WHAT TO PRODUCE: Look through the data below and return each line where "Priority" appears.

PROVIDED MATERIAL:
──────────

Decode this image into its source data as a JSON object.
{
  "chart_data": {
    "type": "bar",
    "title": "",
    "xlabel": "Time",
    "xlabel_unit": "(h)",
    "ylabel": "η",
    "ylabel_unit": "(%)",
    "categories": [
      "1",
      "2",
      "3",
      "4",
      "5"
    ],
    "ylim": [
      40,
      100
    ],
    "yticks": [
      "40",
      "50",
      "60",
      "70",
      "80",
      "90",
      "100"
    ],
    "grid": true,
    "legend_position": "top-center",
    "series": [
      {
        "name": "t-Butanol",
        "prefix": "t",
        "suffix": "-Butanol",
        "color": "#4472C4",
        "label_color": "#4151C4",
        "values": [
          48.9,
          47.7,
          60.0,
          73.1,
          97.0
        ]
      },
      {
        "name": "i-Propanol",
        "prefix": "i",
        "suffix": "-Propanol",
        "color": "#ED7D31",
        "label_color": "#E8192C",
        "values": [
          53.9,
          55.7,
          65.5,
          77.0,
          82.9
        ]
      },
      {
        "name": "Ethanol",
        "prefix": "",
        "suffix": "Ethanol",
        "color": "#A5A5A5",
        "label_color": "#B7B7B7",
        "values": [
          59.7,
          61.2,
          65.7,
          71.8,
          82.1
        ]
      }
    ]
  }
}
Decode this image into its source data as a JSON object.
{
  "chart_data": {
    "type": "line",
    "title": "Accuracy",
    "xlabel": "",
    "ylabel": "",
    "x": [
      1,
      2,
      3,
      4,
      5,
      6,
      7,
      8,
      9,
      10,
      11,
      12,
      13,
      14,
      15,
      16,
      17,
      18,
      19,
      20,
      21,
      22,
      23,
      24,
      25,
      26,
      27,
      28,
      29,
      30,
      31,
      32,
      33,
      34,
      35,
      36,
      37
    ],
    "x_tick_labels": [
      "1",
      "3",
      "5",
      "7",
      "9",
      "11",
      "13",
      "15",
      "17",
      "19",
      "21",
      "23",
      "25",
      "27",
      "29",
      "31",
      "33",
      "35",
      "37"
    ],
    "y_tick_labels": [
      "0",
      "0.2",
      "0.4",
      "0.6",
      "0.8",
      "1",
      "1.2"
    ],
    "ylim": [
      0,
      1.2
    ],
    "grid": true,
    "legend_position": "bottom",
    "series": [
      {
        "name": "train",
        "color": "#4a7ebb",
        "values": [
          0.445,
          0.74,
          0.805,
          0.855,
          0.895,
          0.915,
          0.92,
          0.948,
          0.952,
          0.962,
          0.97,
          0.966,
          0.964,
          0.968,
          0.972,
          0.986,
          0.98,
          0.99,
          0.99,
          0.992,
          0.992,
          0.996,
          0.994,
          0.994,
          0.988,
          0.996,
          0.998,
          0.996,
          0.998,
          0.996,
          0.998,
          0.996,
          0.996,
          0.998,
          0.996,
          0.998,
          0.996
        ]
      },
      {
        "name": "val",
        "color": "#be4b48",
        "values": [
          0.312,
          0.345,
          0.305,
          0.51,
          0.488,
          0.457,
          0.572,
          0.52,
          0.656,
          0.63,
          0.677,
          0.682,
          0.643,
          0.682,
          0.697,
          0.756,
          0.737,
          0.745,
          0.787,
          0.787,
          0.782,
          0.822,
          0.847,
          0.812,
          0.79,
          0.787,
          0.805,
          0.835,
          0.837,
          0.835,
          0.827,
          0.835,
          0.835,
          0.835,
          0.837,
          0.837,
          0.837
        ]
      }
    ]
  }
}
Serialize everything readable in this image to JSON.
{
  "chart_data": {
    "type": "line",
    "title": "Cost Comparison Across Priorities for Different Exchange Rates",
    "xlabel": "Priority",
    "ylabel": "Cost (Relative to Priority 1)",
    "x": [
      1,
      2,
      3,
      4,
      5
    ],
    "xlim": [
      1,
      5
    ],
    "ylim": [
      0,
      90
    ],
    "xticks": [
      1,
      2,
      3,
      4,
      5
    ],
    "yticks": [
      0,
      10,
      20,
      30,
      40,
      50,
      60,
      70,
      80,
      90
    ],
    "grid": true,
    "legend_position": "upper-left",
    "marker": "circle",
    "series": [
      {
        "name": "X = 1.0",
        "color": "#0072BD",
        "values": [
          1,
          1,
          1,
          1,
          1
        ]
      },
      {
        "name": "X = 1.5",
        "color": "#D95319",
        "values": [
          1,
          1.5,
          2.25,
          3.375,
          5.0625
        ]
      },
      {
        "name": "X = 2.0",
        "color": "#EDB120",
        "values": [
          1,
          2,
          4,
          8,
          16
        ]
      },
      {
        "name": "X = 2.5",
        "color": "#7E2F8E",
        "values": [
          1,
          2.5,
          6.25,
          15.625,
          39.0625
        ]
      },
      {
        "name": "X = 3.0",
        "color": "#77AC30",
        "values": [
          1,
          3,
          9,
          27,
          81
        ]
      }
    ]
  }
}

──────────

REPLY:
    "xlabel": "Priority",
    "ylabel": "Cost (Relative to Priority 1)",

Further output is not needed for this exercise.